## Work task
In your copy of the listing below, reproduce each word exactly and include no pictures.

## Records to use
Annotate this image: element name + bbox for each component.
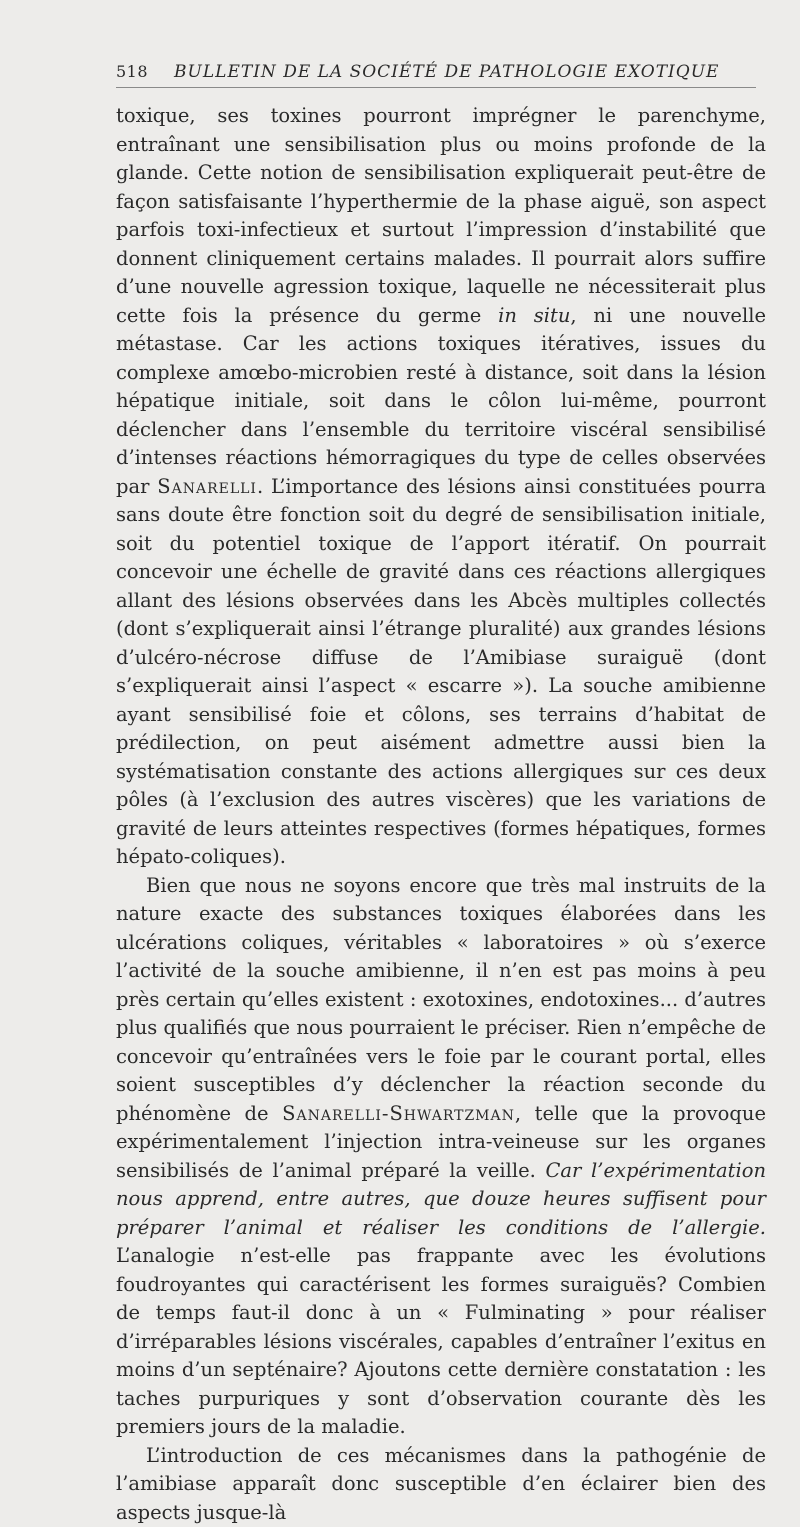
text-run: . L’importance des lésions ainsi constituées pourra sans doute être fonction soit du degré de sensibilisation initiale, soit du potentiel toxique de l’apport itératif. On pourrait concevoir une échelle de gravité dans ces réactions allergiques allant des lésions observées dans les Abcès multiples collectés (dont s’expliquerait ainsi l’étrange pluralité) aux grandes lésions d’ulcéro-nécrose diffuse de l’Amibiase suraiguë (dont s’expliquerait ainsi l’aspect « escarre »). La souche amibienne ayant sensibilisé foie et côlons, ses terrains d’habitat de prédilection, on peut aisément admettre aussi bien la systématisation constante des actions allergiques sur ces deux pôles (à l’exclusion des autres viscères) que les variations de gravité de leurs atteintes respectives (formes hépatiques, formes hépato-coliques). bbox=[116, 475, 766, 869]
text-run: , telle que la provoque expérimentalement l’injection intra-veineuse sur les organes sensibilisés de l’animal préparé la veille. bbox=[116, 1102, 766, 1182]
author-name: Sanarelli bbox=[157, 475, 257, 498]
italic-passage: Car l’expérimentation nous apprend, entre autres, que douze heures suffisent pour préparer l’animal et réaliser les conditions de l’allergie. bbox=[116, 1159, 766, 1239]
italic-term: in situ bbox=[498, 304, 570, 327]
text-run: Bien que nous ne soyons encore que très mal instruits de la nature exacte des substances toxiques élaborées dans les ulcérations coliques, véritables « laboratoires » où s’exerce l’activité de la souche amibienne, il n’en est pas moins à peu près certain qu’elles existent : exotoxines, endotoxines... d’autres plus qualifiés que nous pourraient le préciser. Rien n’empêche de concevoir qu’entraînées vers le foie par le courant portal, elles soient susceptibles d’y déclencher la réaction seconde du phénomène de bbox=[116, 874, 766, 1125]
text-run: toxique, ses toxines pourront imprégner le parenchyme, entraînant une sensibilisation plus ou moins profonde de la glande. Cette notion de sensibilisation expliquerait peut-être de façon satisfaisante l’hyperthermie de la phase aiguë, son aspect parfois toxi-infectieux et surtout l’impression d’instabilité que donnent cliniquement certains malades. Il pourrait alors suffire d’une nouvelle agression toxique, laquelle ne nécessiterait plus cette fois la présence du germe bbox=[116, 104, 766, 327]
text-run: , ni une nouvelle métastase. Car les actions toxiques itératives, issues du complexe amœbo-microbien resté à distance, soit dans la lésion hépatique initiale, soit dans le côlon lui-même, pourront déclencher dans l’ensemble du territoire viscéral sensibilisé d’intenses réactions hémorragiques du type de celles observées par bbox=[116, 304, 766, 498]
paragraph-3 bbox=[116, 1442, 766, 1527]
paragraph-1 bbox=[116, 102, 766, 872]
running-title: BULLETIN DE LA SOCIÉTÉ DE PATHOLOGIE EXOTIQUE bbox=[174, 62, 719, 82]
page-number: 518 bbox=[116, 62, 148, 81]
body-text bbox=[116, 102, 766, 1527]
paragraph-2 bbox=[116, 872, 766, 1442]
author-name: Sanarelli-Shwartzman bbox=[282, 1102, 515, 1125]
running-header bbox=[116, 62, 756, 88]
text-run: L’analogie n’est-elle pas frappante avec les évolutions foudroyantes qui caractérisent les formes suraiguës? Combien de temps faut-il donc à un « Fulminating » pour réaliser d’irréparables lésions viscérales, capables d’entraîner l’exitus en moins d’un septénaire? Ajoutons cette dernière constatation : les taches purpuriques y sont d’observation courante dès les premiers jours de la maladie. bbox=[116, 1244, 766, 1438]
text-run: L’introduction de ces mécanismes dans la pathogénie de l’amibiase apparaît donc susceptible d’en éclairer bien des aspects jusque-là bbox=[116, 1444, 766, 1524]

## Task output
Annotate this image: element name + bbox for each component.
text-run: . L’importance des lésions ainsi constituées pourra sans doute être fonction soit du degré de sensibilisation initiale, soit du potentiel toxique de l’apport itératif. On pourrait concevoir une échelle de gravité dans ces réactions allergiques allant des lésions observées dans les Abcès multiples collectés (dont s’expliquerait ainsi l’étrange pluralité) aux grandes lésions d’ulcéro-nécrose diffuse de l’Amibiase suraiguë (dont s’expliquerait ainsi l’aspect « escarre »). La souche amibienne ayant sensibilisé foie et côlons, ses terrains d’habitat de prédilection, on peut aisément admettre aussi bien la systématisation constante des actions allergiques sur ces deux pôles (à l’exclusion des autres viscères) que les variations de gravité de leurs atteintes respectives (formes hépatiques, formes hépato-coliques). bbox=[116, 475, 766, 869]
text-run: , telle que la provoque expérimentalement l’injection intra-veineuse sur les organes sensibilisés de l’animal préparé la veille. bbox=[116, 1102, 766, 1182]
author-name: Sanarelli bbox=[157, 475, 257, 498]
italic-passage: Car l’expérimentation nous apprend, entre autres, que douze heures suffisent pour préparer l’animal et réaliser les conditions de l’allergie. bbox=[116, 1159, 766, 1239]
italic-term: in situ bbox=[498, 304, 570, 327]
text-run: Bien que nous ne soyons encore que très mal instruits de la nature exacte des substances toxiques élaborées dans les ulcérations coliques, véritables « laboratoires » où s’exerce l’activité de la souche amibienne, il n’en est pas moins à peu près certain qu’elles existent : exotoxines, endotoxines... d’autres plus qualifiés que nous pourraient le préciser. Rien n’empêche de concevoir qu’entraînées vers le foie par le courant portal, elles soient susceptibles d’y déclencher la réaction seconde du phénomène de bbox=[116, 874, 766, 1125]
text-run: toxique, ses toxines pourront imprégner le parenchyme, entraînant une sensibilisation plus ou moins profonde de la glande. Cette notion de sensibilisation expliquerait peut-être de façon satisfaisante l’hyperthermie de la phase aiguë, son aspect parfois toxi-infectieux et surtout l’impression d’instabilité que donnent cliniquement certains malades. Il pourrait alors suffire d’une nouvelle agression toxique, laquelle ne nécessiterait plus cette fois la présence du germe bbox=[116, 104, 766, 327]
text-run: , ni une nouvelle métastase. Car les actions toxiques itératives, issues du complexe amœbo-microbien resté à distance, soit dans la lésion hépatique initiale, soit dans le côlon lui-même, pourront déclencher dans l’ensemble du territoire viscéral sensibilisé d’intenses réactions hémorragiques du type de celles observées par bbox=[116, 304, 766, 498]
paragraph-3 bbox=[116, 1442, 766, 1527]
paragraph-1 bbox=[116, 102, 766, 872]
running-title: BULLETIN DE LA SOCIÉTÉ DE PATHOLOGIE EXOTIQUE bbox=[174, 62, 719, 82]
page-number: 518 bbox=[116, 62, 148, 81]
body-text bbox=[116, 102, 766, 1527]
paragraph-2 bbox=[116, 872, 766, 1442]
author-name: Sanarelli-Shwartzman bbox=[282, 1102, 515, 1125]
running-header bbox=[116, 62, 756, 88]
text-run: L’analogie n’est-elle pas frappante avec les évolutions foudroyantes qui caractérisent les formes suraiguës? Combien de temps faut-il donc à un « Fulminating » pour réaliser d’irréparables lésions viscérales, capables d’entraîner l’exitus en moins d’un septénaire? Ajoutons cette dernière constatation : les taches purpuriques y sont d’observation courante dès les premiers jours de la maladie. bbox=[116, 1244, 766, 1438]
text-run: L’introduction de ces mécanismes dans la pathogénie de l’amibiase apparaît donc susceptible d’en éclairer bien des aspects jusque-là bbox=[116, 1444, 766, 1524]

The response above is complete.